Word for word, transcribe every line from the one holding "OCR this image." through the end of the records, but not the pictures.

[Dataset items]
☆ ☆ ☆ ☆
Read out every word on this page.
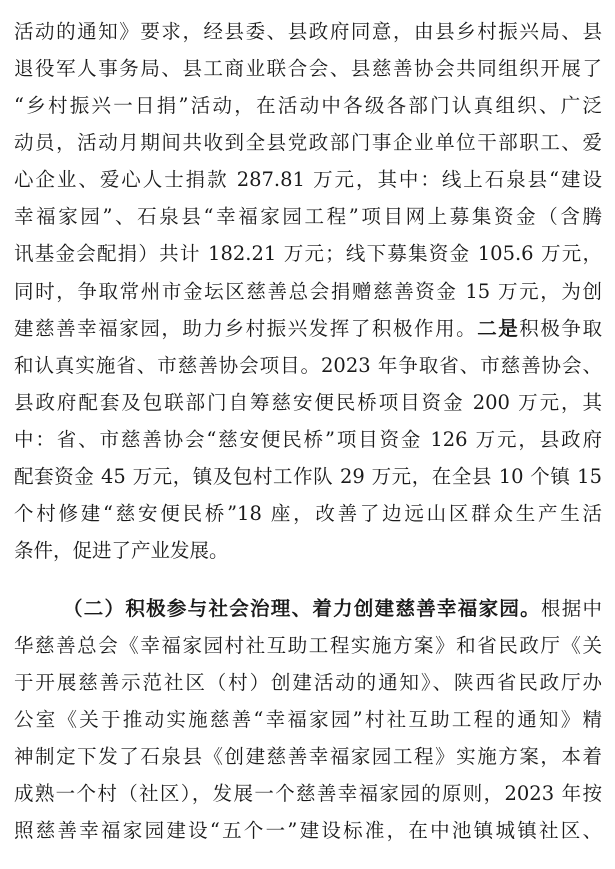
活动的通知》要求，经县委、县政府同意，由县乡村振兴局、县
退役军人事务局、县工商业联合会、县慈善协会共同组织开展了
“乡村振兴一日捐”活动，在活动中各级各部门认真组织、广泛
动员，活动月期间共收到全县党政部门事企业单位干部职工、爱
心企业、爱心人士捐款 287.81 万元，其中：线上石泉县“建设
幸福家园”、石泉县“幸福家园工程”项目网上募集资金（含腾
讯基金会配捐）共计 182.21 万元；线下募集资金 105.6 万元，
同时，争取常州市金坛区慈善总会捐赠慈善资金 15 万元，为创
建慈善幸福家园，助力乡村振兴发挥了积极作用。二是积极争取
和认真实施省、市慈善协会项目。2023 年争取省、市慈善协会、
县政府配套及包联部门自筹慈安便民桥项目资金 200 万元，其
中：省、市慈善协会“慈安便民桥”项目资金 126 万元，县政府
配套资金 45 万元，镇及包村工作队 29 万元，在全县 10 个镇 15
个村修建“慈安便民桥”18 座，改善了边远山区群众生产生活
条件，促进了产业发展。
（二）积极参与社会治理、着力创建慈善幸福家园。根据中
华慈善总会《幸福家园村社互助工程实施方案》和省民政厅《关
于开展慈善示范社区（村）创建活动的通知》、陕西省民政厅办
公室《关于推动实施慈善“幸福家园”村社互助工程的通知》精
神制定下发了石泉县《创建慈善幸福家园工程》实施方案，本着
成熟一个村（社区），发展一个慈善幸福家园的原则，2023 年按
照慈善幸福家园建设“五个一”建设标准，在中池镇城镇社区、
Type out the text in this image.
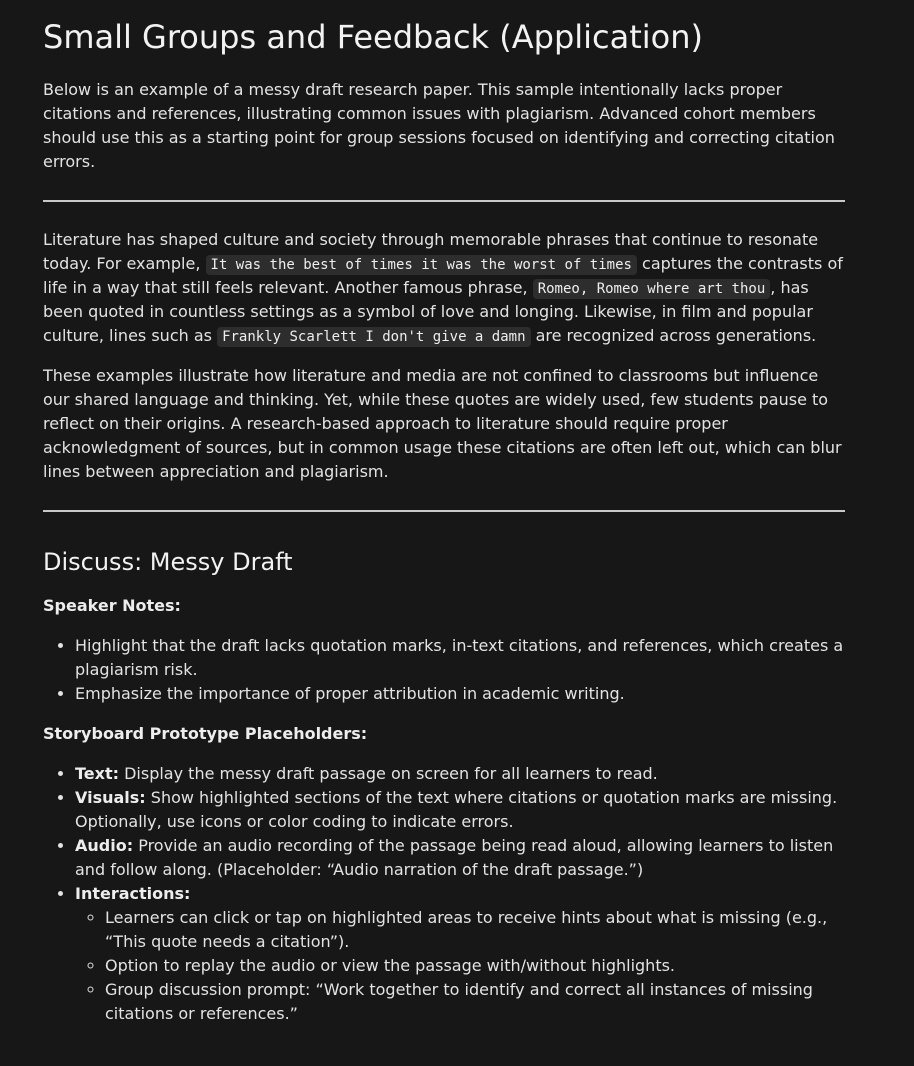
Small Groups and Feedback (Application)

Below is an example of a messy draft research paper. This sample intentionally lacks proper citations and references, illustrating common issues with plagiarism. Advanced cohort members should use this as a starting point for group sessions focused on identifying and correcting citation errors.

Literature has shaped culture and society through memorable phrases that continue to resonate today. For example, It was the best of times it was the worst of times captures the contrasts of life in a way that still feels relevant. Another famous phrase, Romeo, Romeo where art thou , has been quoted in countless settings as a symbol of love and longing. Likewise, in film and popular culture, lines such as Frankly Scarlett I don't give a damn are recognized across generations.

These examples illustrate how literature and media are not confined to classrooms but influence our shared language and thinking. Yet, while these quotes are widely used, few students pause to reflect on their origins. A research-based approach to literature should require proper acknowledgment of sources, but in common usage these citations are often left out, which can blur lines between appreciation and plagiarism.

Discuss: Messy Draft

Speaker Notes:

• Highlight that the draft lacks quotation marks, in-text citations, and references, which creates a plagiarism risk.
• Emphasize the importance of proper attribution in academic writing.

Storyboard Prototype Placeholders:

• Text: Display the messy draft passage on screen for all learners to read.
• Visuals: Show highlighted sections of the text where citations or quotation marks are missing. Optionally, use icons or color coding to indicate errors.
• Audio: Provide an audio recording of the passage being read aloud, allowing learners to listen and follow along. (Placeholder: “Audio narration of the draft passage.”)
• Interactions:
◦ Learners can click or tap on highlighted areas to receive hints about what is missing (e.g., “This quote needs a citation”).
◦ Option to replay the audio or view the passage with/without highlights.
◦ Group discussion prompt: “Work together to identify and correct all instances of missing citations or references.”
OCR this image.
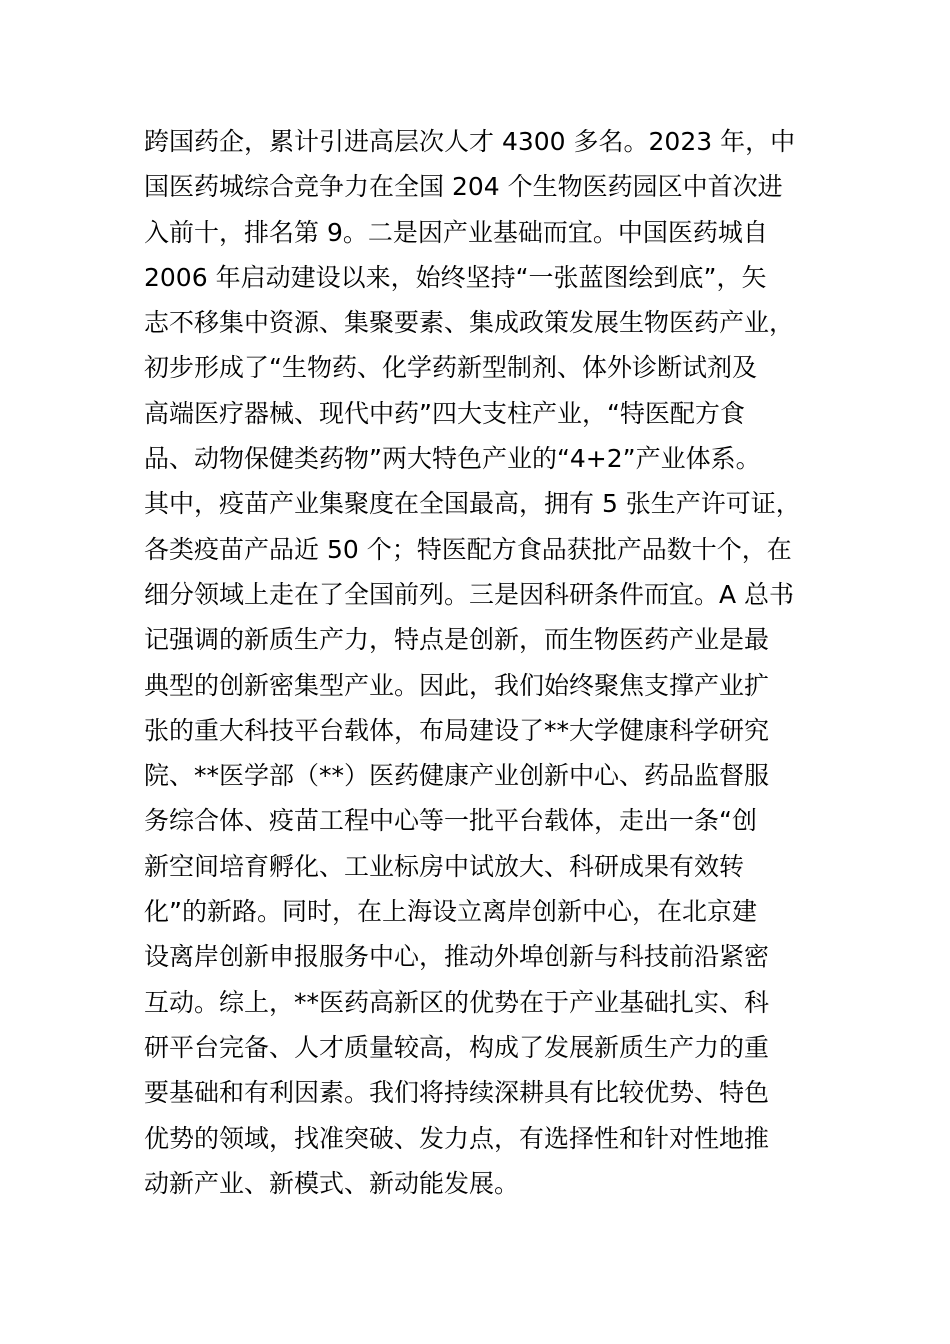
跨国药企，累计引进高层次人才 4300 多名。2023 年，中
国医药城综合竞争力在全国 204 个生物医药园区中首次进
入前十，排名第 9。二是因产业基础而宜。中国医药城自
2006 年启动建设以来，始终坚持“一张蓝图绘到底”，矢
志不移集中资源、集聚要素、集成政策发展生物医药产业，
初步形成了“生物药、化学药新型制剂、体外诊断试剂及
高端医疗器械、现代中药”四大支柱产业，“特医配方食
品、动物保健类药物”两大特色产业的“4+2”产业体系。
其中，疫苗产业集聚度在全国最高，拥有 5 张生产许可证，
各类疫苗产品近 50 个；特医配方食品获批产品数十个，在
细分领域上走在了全国前列。三是因科研条件而宜。A 总书
记强调的新质生产力，特点是创新，而生物医药产业是最
典型的创新密集型产业。因此，我们始终聚焦支撑产业扩
张的重大科技平台载体，布局建设了**大学健康科学研究
院、**医学部（**）医药健康产业创新中心、药品监督服
务综合体、疫苗工程中心等一批平台载体，走出一条“创
新空间培育孵化、工业标房中试放大、科研成果有效转
化”的新路。同时，在上海设立离岸创新中心，在北京建
设离岸创新申报服务中心，推动外埠创新与科技前沿紧密
互动。综上，**医药高新区的优势在于产业基础扎实、科
研平台完备、人才质量较高，构成了发展新质生产力的重
要基础和有利因素。我们将持续深耕具有比较优势、特色
优势的领域，找准突破、发力点，有选择性和针对性地推
动新产业、新模式、新动能发展。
☆ ☆ ☆ ☆
> **PROBLEM SOLUTION**:
OCR this image.
跨国药企，累计引进高层次人才 4300 多名。2023 年，中
国医药城综合竞争力在全国 204 个生物医药园区中首次进
入前十，排名第 9。二是因产业基础而宜。中国医药城自
2006 年启动建设以来，始终坚持“一张蓝图绘到底”，矢
志不移集中资源、集聚要素、集成政策发展生物医药产业，
初步形成了“生物药、化学药新型制剂、体外诊断试剂及
高端医疗器械、现代中药”四大支柱产业，“特医配方食
品、动物保健类药物”两大特色产业的“4+2”产业体系。
其中，疫苗产业集聚度在全国最高，拥有 5 张生产许可证，
各类疫苗产品近 50 个；特医配方食品获批产品数十个，在
细分领域上走在了全国前列。三是因科研条件而宜。A 总书
记强调的新质生产力，特点是创新，而生物医药产业是最
典型的创新密集型产业。因此，我们始终聚焦支撑产业扩
张的重大科技平台载体，布局建设了**大学健康科学研究
院、**医学部（**）医药健康产业创新中心、药品监督服
务综合体、疫苗工程中心等一批平台载体，走出一条“创
新空间培育孵化、工业标房中试放大、科研成果有效转
化”的新路。同时，在上海设立离岸创新中心，在北京建
设离岸创新申报服务中心，推动外埠创新与科技前沿紧密
互动。综上，**医药高新区的优势在于产业基础扎实、科
研平台完备、人才质量较高，构成了发展新质生产力的重
要基础和有利因素。我们将持续深耕具有比较优势、特色
优势的领域，找准突破、发力点，有选择性和针对性地推
动新产业、新模式、新动能发展。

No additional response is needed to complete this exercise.